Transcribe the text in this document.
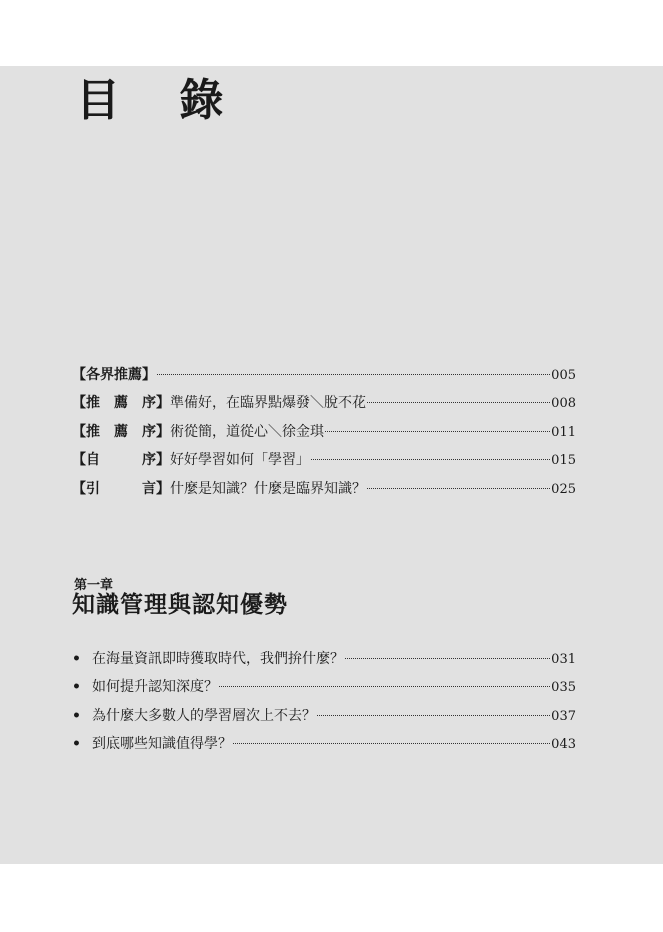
目 錄
【各界推薦】	005
【推　薦　序】 準備好，在臨界點爆發＼脫不花	008
【推　薦　序】 術從簡，道從心＼徐金琪	011
【自　　　序】 好好學習如何「學習」	015
【引　　　言】 什麼是知識？什麼是臨界知識？	025
第一章
知識管理與認知優勢
• 在海量資訊即時獲取時代，我們拚什麼？	031
• 如何提升認知深度？	035
• 為什麼大多數人的學習層次上不去？	037
• 到底哪些知識值得學？	043
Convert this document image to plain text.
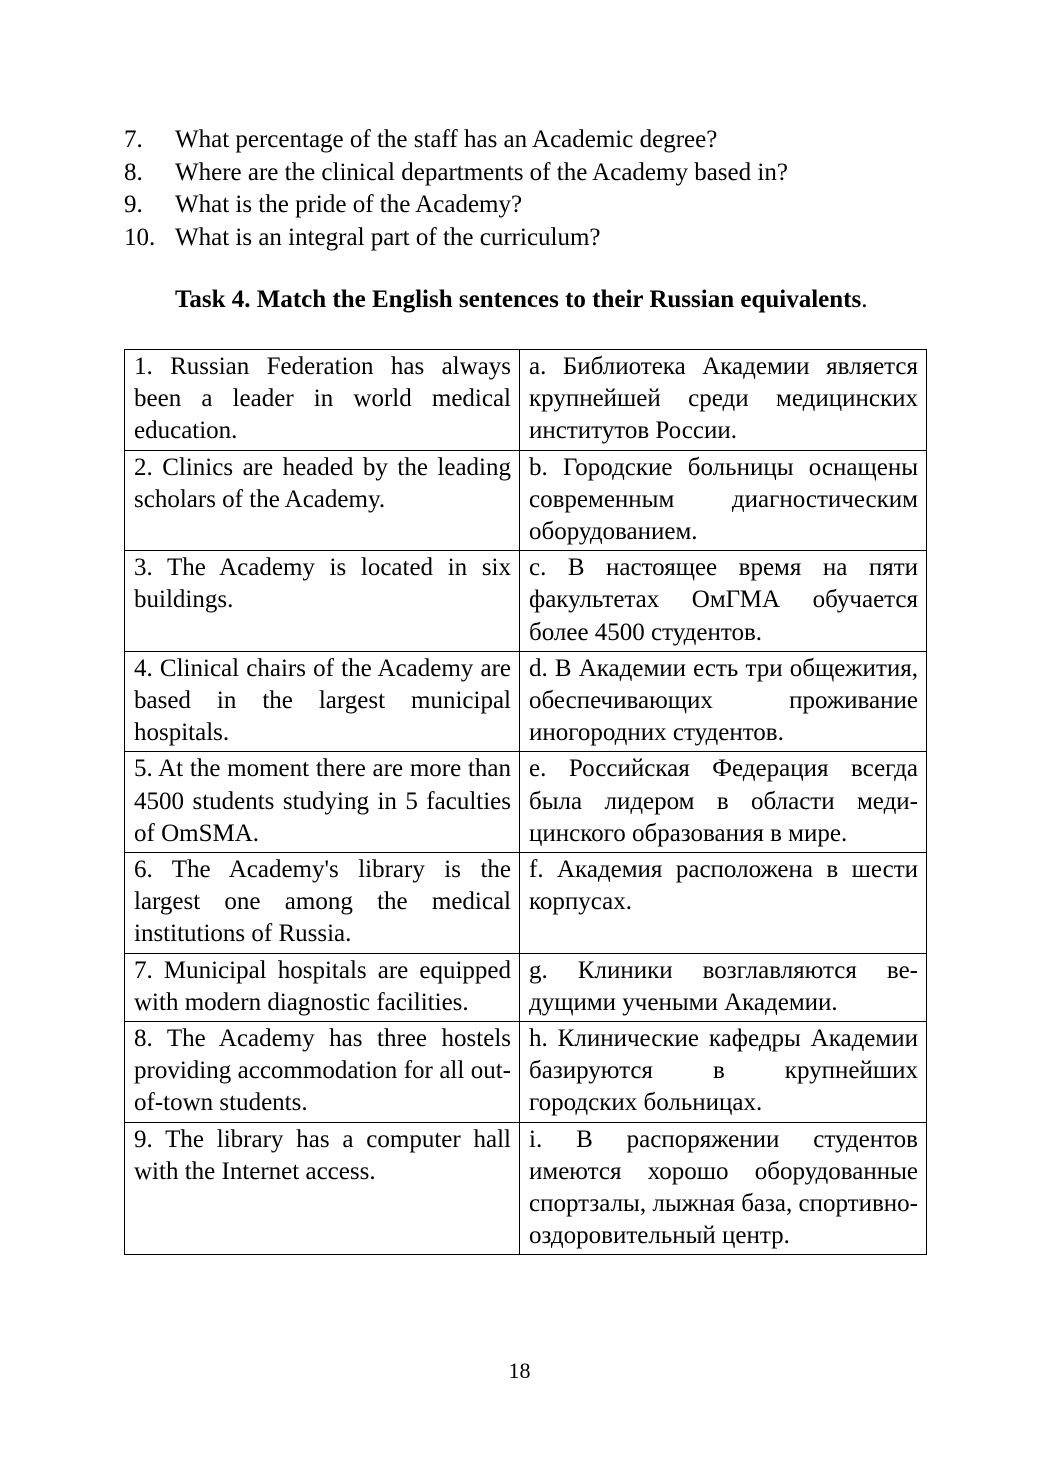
7.	What percentage of the staff has an Academic degree?
8.	Where are the clinical departments of the Academy based in?
9.	What is the pride of the Academy?
10. What is an integral part of the curriculum?

Task 4. Match the English sentences to their Russian equivalents.

1. Russian Federation has always been a leader in world medical education.	a. Библиотека Академии является крупнейшей среди медицинских институтов России.
2. Clinics are headed by the leading scholars of the Academy.	b. Городские больницы оснащены современным диагностическим оборудованием.
3. The Academy is located in six buildings.	c. В настоящее время на пяти факультетах ОмГМА обучается более 4500 студентов.
4. Clinical chairs of the Academy are based in the largest municipal hospitals.	d. В Академии есть три общежития, обеспечивающих проживание иногородних студентов.
5. At the moment there are more than 4500 students studying in 5 faculties of OmSMA.	e. Российская Федерация всегда была лидером в области медицинского образования в мире.
6. The Academy's library is the largest one among the medical institutions of Russia.	f. Академия расположена в шести корпусах.
7. Municipal hospitals are equipped with modern diagnostic facilities.	g. Клиники возглавляются ведущими учеными Академии.
8. The Academy has three hostels providing accommodation for all out-of-town students.	h. Клинические кафедры Академии базируются в крупнейших городских больницах.
9. The library has a computer hall with the Internet access.	i. В распоряжении студентов имеются хорошо оборудованные спортзалы, лыжная база, спортивно-оздоровительный центр.
18
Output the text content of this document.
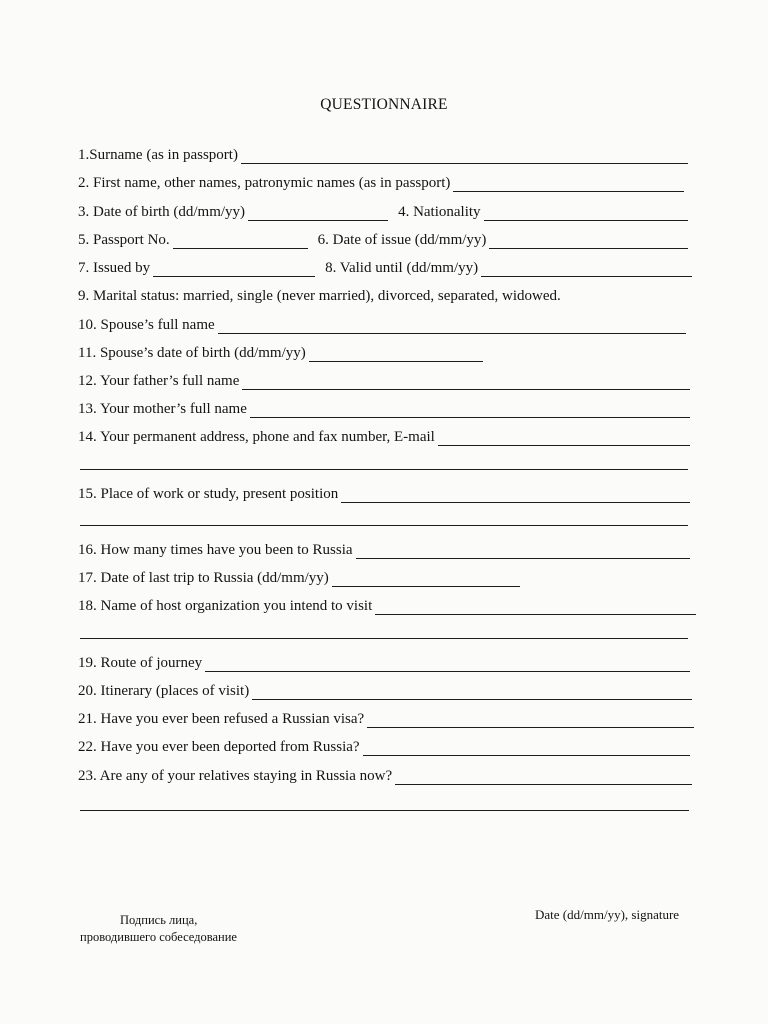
QUESTIONNAIRE
1.Surname (as in passport)
2. First name, other names, patronymic names (as in passport)
3. Date of birth (dd/mm/yy)	4. Nationality
5. Passport No.	6. Date of issue (dd/mm/yy)
7. Issued by	8. Valid until (dd/mm/yy)
9. Marital status: married, single (never married), divorced, separated, widowed.
10. Spouse’s full name
11. Spouse’s date of birth (dd/mm/yy)
12. Your father’s full name
13. Your mother’s full name
14. Your permanent address, phone and fax number, E-mail
15. Place of work or study, present position
16. How many times have you been to Russia
17. Date of last trip to Russia (dd/mm/yy)
18. Name of host organization you intend to visit
19. Route of journey
20. Itinerary (places of visit)
21. Have you ever been refused a Russian visa?
22. Have you ever been deported from Russia?
23. Are any of your relatives staying in Russia now?
Подпись лица,
проводившего собеседование
Date (dd/mm/yy), signature
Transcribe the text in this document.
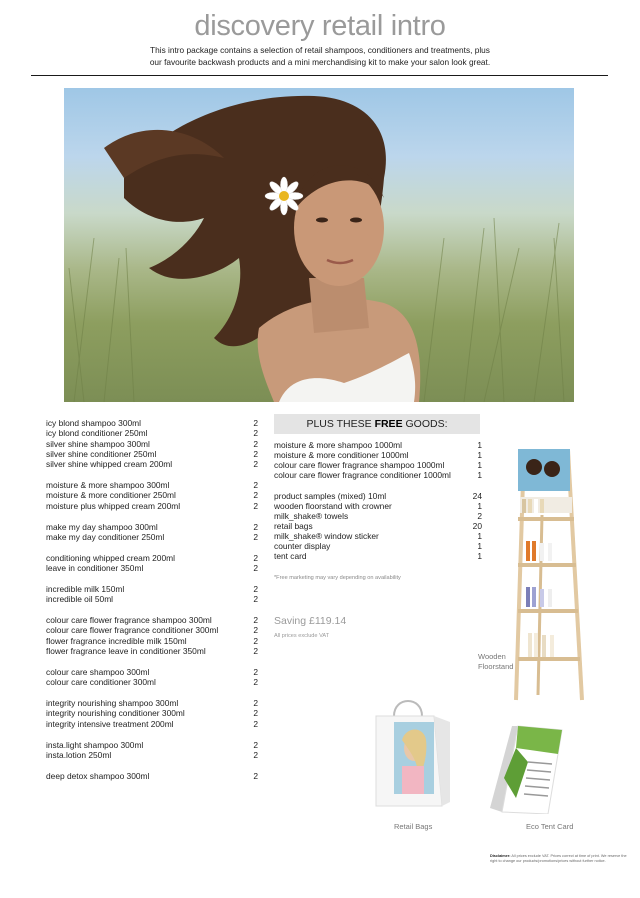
discovery retail intro
This intro package contains a selection of retail shampoos, conditioners and treatments, plus
our favourite backwash products and a mini merchandising kit to make your salon look great.
icy blond shampoo 300ml	2
icy blond conditioner 250ml	2
silver shine shampoo 300ml	2
silver shine conditioner 250ml	2
silver shine whipped cream 200ml	2
moisture & more shampoo 300ml	2
moisture & more conditioner 250ml	2
moisture plus whipped cream 200ml	2
make my day shampoo 300ml	2
make my day conditioner 250ml	2
conditioning whipped cream 200ml	2
leave in conditioner 350ml	2
incredible milk 150ml	2
incredible oil 50ml	2
colour care flower fragrance shampoo 300ml	2
colour care flower fragrance conditioner 300ml	2
flower fragrance incredible milk 150ml	2
flower fragrance leave in conditioner 350ml	2
colour care shampoo 300ml	2
colour care conditioner 300ml	2
integrity nourishing shampoo 300ml	2
integrity nourishing conditioner 300ml	2
integrity intensive treatment 200ml	2
insta.light shampoo 300ml	2
insta.lotion 250ml	2
deep detox shampoo 300ml	2
PLUS THESE FREE GOODS:
moisture & more shampoo 1000ml	1
moisture & more conditioner 1000ml	1
colour care flower fragrance shampoo 1000ml	1
colour care flower fragrance conditioner 1000ml	1
product samples (mixed) 10ml	24
wooden floorstand with crowner	1
milk_shake® towels	2
retail bags	20
milk_shake® window sticker	1
counter display	1
tent card	1
*Free marketing may vary depending on availability
Saving £119.14
All prices exclude VAT
Wooden
Floorstand
Retail Bags	Eco Tent Card
Disclaimer: All prices exclude VAT. Prices correct at time of print. We reserve the right to change our products/promotions/prices without further notice.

========================================

AIM OF THE TASK — Which lines in the data above contain "visit"? Show each one.

ANSWER TO THIS EXERCISE —
18. Name of host organization you intend to visit
20. Itinerary (places of visit)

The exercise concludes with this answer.